• Aim: Output nothing but the number of lines that include the word "page".

• Stored data entries:

--

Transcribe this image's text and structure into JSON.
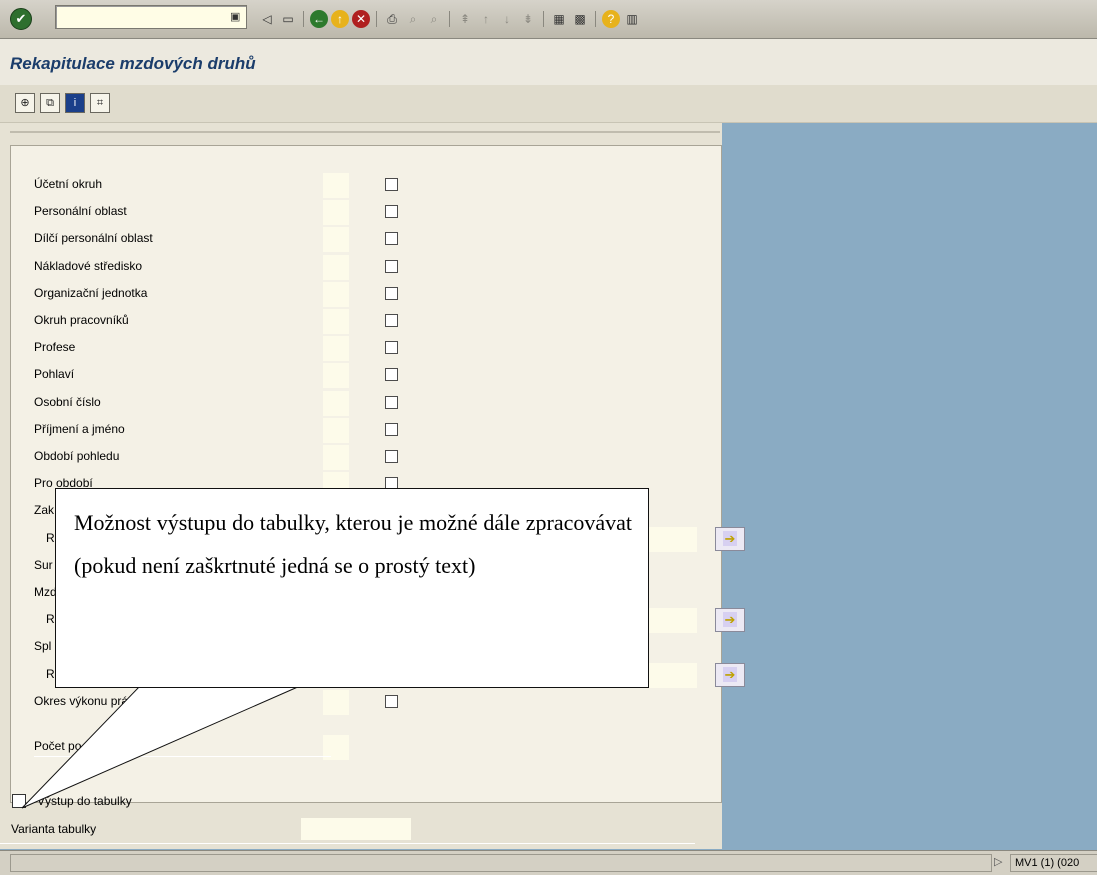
{
  "toolbar": {
    "command_value": "",
    "icons": [
      "ok-icon",
      "command-field-menu-icon",
      "back-arrow-icon",
      "save-icon",
      "back-icon",
      "exit-icon",
      "cancel-icon",
      "print-icon",
      "find-icon",
      "find-next-icon",
      "first-page-icon",
      "previous-page-icon",
      "next-page-icon",
      "last-page-icon",
      "create-session-icon",
      "shortcut-icon",
      "help-icon",
      "layout-icon"
    ]
  },
  "title": "Rekapitulace mzdových druhů",
  "app_toolbar": {
    "icons": [
      "execute-icon",
      "get-variant-icon",
      "info-icon",
      "selection-options-icon"
    ]
  },
  "form": {
    "rows": [
      {
        "label": "Účetní okruh"
      },
      {
        "label": "Personální oblast"
      },
      {
        "label": "Dílčí personální oblast"
      },
      {
        "label": "Nákladové středisko"
      },
      {
        "label": "Organizační jednotka"
      },
      {
        "label": "Okruh pracovníků"
      },
      {
        "label": "Profese"
      },
      {
        "label": "Pohlaví"
      },
      {
        "label": "Osobní číslo"
      },
      {
        "label": "Příjmení a jméno"
      },
      {
        "label": "Období pohledu"
      },
      {
        "label": "Pro období"
      },
      {
        "label": "Zak"
      },
      {
        "label": "Ro"
      },
      {
        "label": "Sur"
      },
      {
        "label": "Mzd"
      },
      {
        "label": "Ro"
      },
      {
        "label": "Spl"
      },
      {
        "label": "Ro"
      },
      {
        "label": "Okres výkonu prá"
      }
    ],
    "count_label": "Počet po"
  },
  "bottom": {
    "output_label": "Výstup do tabulky",
    "output_checked": false,
    "variant_label": "Varianta tabulky",
    "variant_value": ""
  },
  "status": {
    "message": "",
    "system": "MV1 (1) (020"
  },
  "callout": {
    "text": "Možnost výstupu do tabulky, kterou je možné dále zpracovávat (pokud není zaškrtnuté jedná se o prostý text)"
  }
}
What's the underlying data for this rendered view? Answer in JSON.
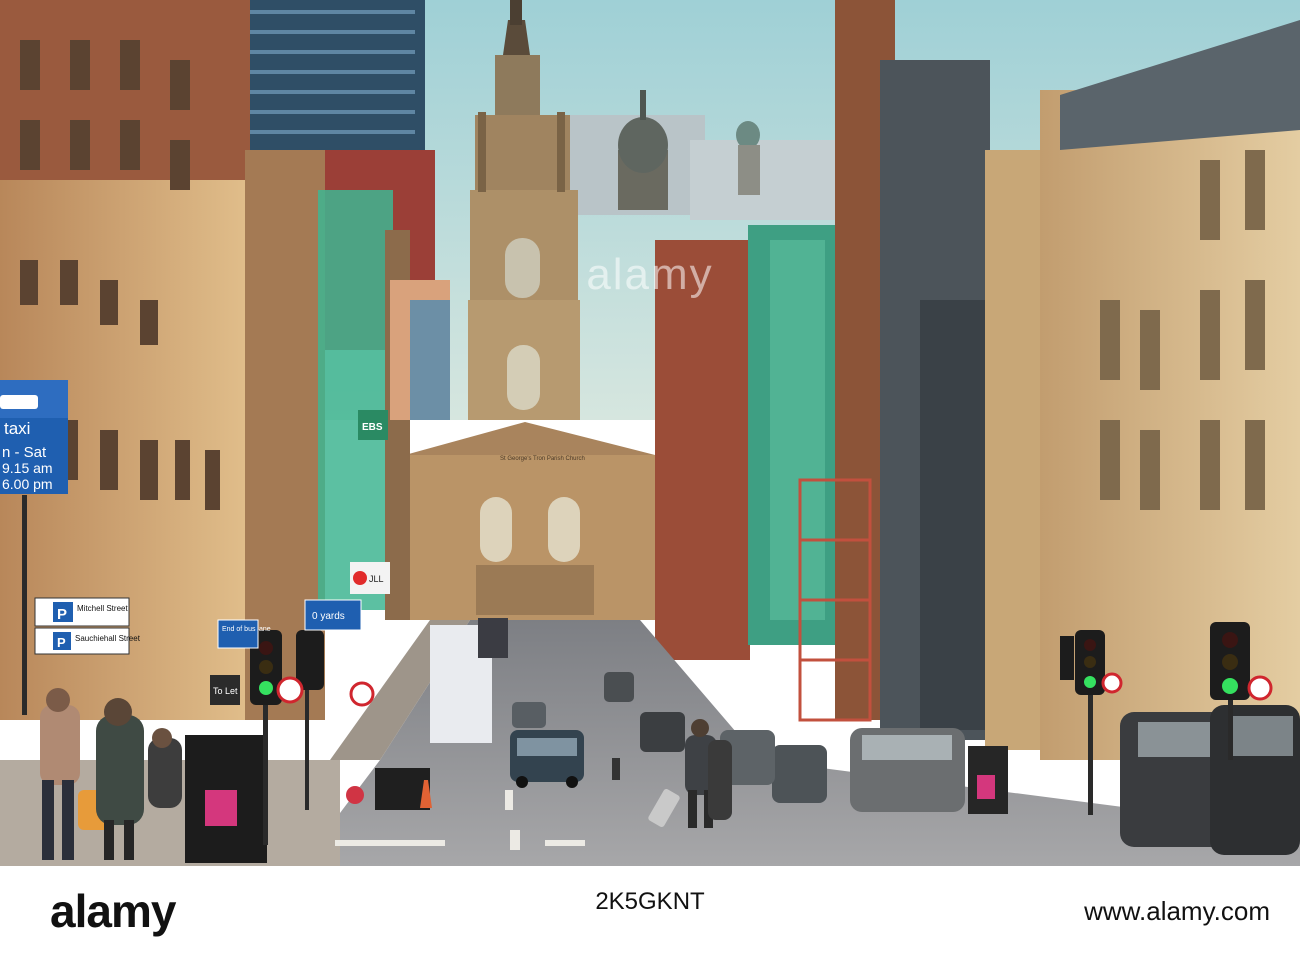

--

• Written reply: 4